▶ _Short exercise_: Copy out all the lines in the records that include the word "Prime".

Saved data entries:
════

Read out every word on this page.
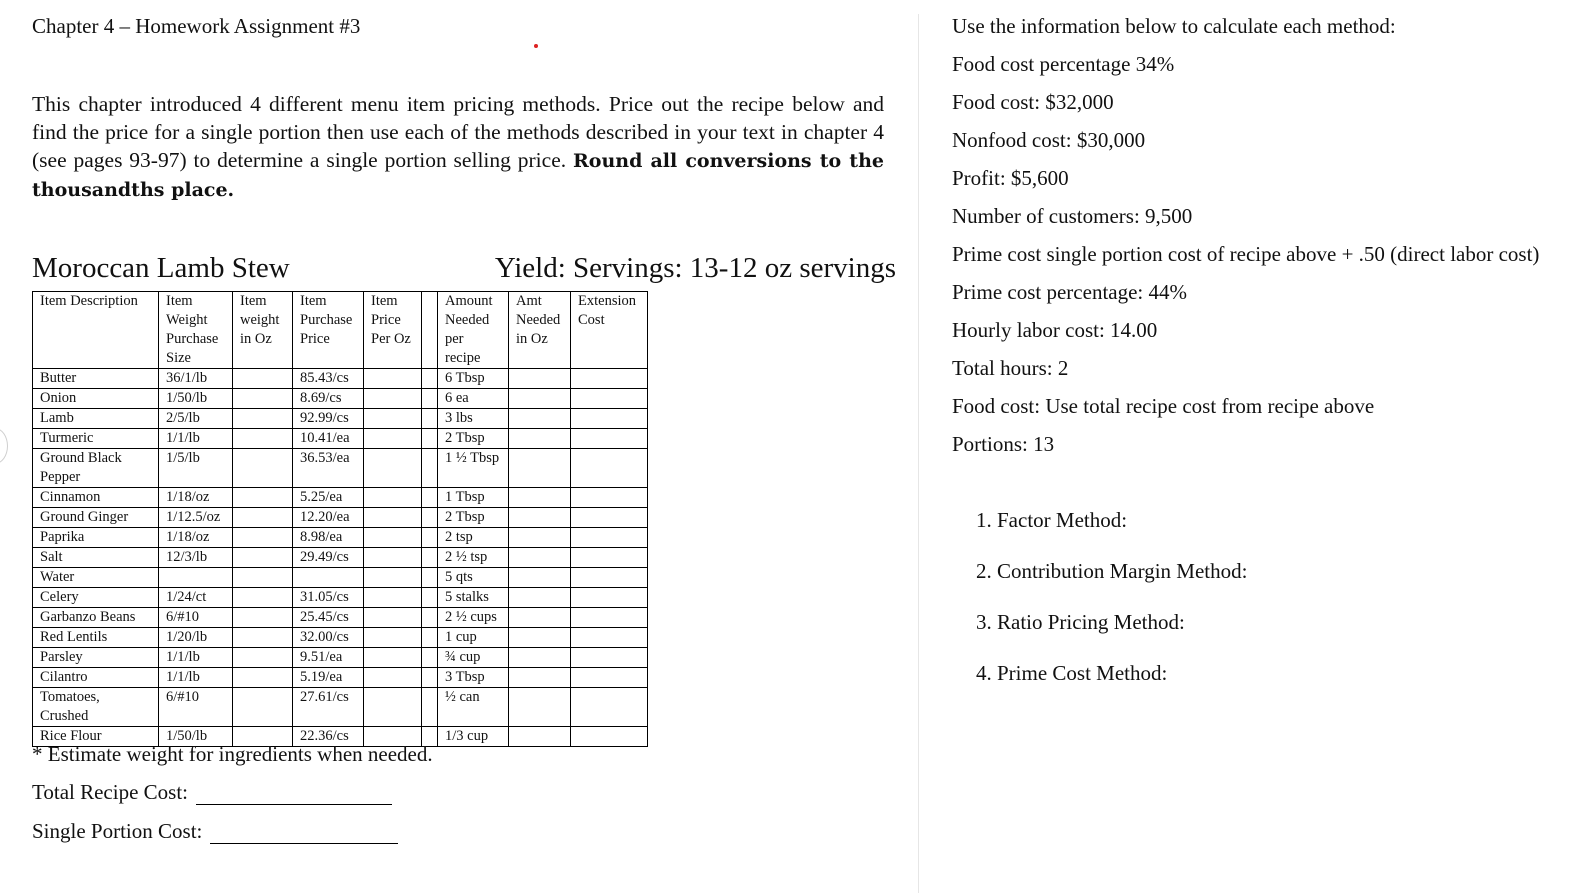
Chapter 4 – Homework Assignment #3
This chapter introduced 4 different menu item pricing methods. Price out the recipe below and find the price for a single portion then use each of the methods described in your text in chapter 4 (see pages 93-97) to determine a single portion selling price. Round all conversions to the thousandths place.
Moroccan Lamb Stew	Yield: Servings: 13-12 oz servings
Item Description	Item Weight Purchase Size	Item weight in Oz	Item Purchase Price	Item Price Per Oz		Amount Needed per recipe	Amt Needed in Oz	Extension Cost
Butter	36/1/lb		85.43/cs			6 Tbsp		
Onion	1/50/lb		8.69/cs			6 ea		
Lamb	2/5/lb		92.99/cs			3 lbs		
Turmeric	1/1/lb		10.41/ea			2 Tbsp		
Ground Black Pepper	1/5/lb		36.53/ea			1 ½ Tbsp		
Cinnamon	1/18/oz		5.25/ea			1 Tbsp		
Ground Ginger	1/12.5/oz		12.20/ea			2 Tbsp		
Paprika	1/18/oz		8.98/ea			2 tsp		
Salt	12/3/lb		29.49/cs			2 ½ tsp		
Water						5 qts		
Celery	1/24/ct		31.05/cs			5 stalks		
Garbanzo Beans	6/#10		25.45/cs			2 ½ cups		
Red Lentils	1/20/lb		32.00/cs			1 cup		
Parsley	1/1/lb		9.51/ea			¾ cup		
Cilantro	1/1/lb		5.19/ea			3 Tbsp		
Tomatoes, Crushed	6/#10		27.61/cs			½ can		
Rice Flour	1/50/lb		22.36/cs			1/3 cup		
* Estimate weight for ingredients when needed.
Total Recipe Cost:
Single Portion Cost:
Use the information below to calculate each method:
Food cost percentage 34%
Food cost: $32,000
Nonfood cost: $30,000
Profit: $5,600
Number of customers: 9,500
Prime cost single portion cost of recipe above + .50 (direct labor cost)
Prime cost percentage: 44%
Hourly labor cost: 14.00
Total hours: 2
Food cost: Use total recipe cost from recipe above
Portions: 13
1. Factor Method:
2. Contribution Margin Method:
3. Ratio Pricing Method:
4. Prime Cost Method:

════

▶ _The completed task_:
Prime cost single portion cost of recipe above + .50 (direct labor cost)
Prime cost percentage: 44%
4. Prime Cost Method:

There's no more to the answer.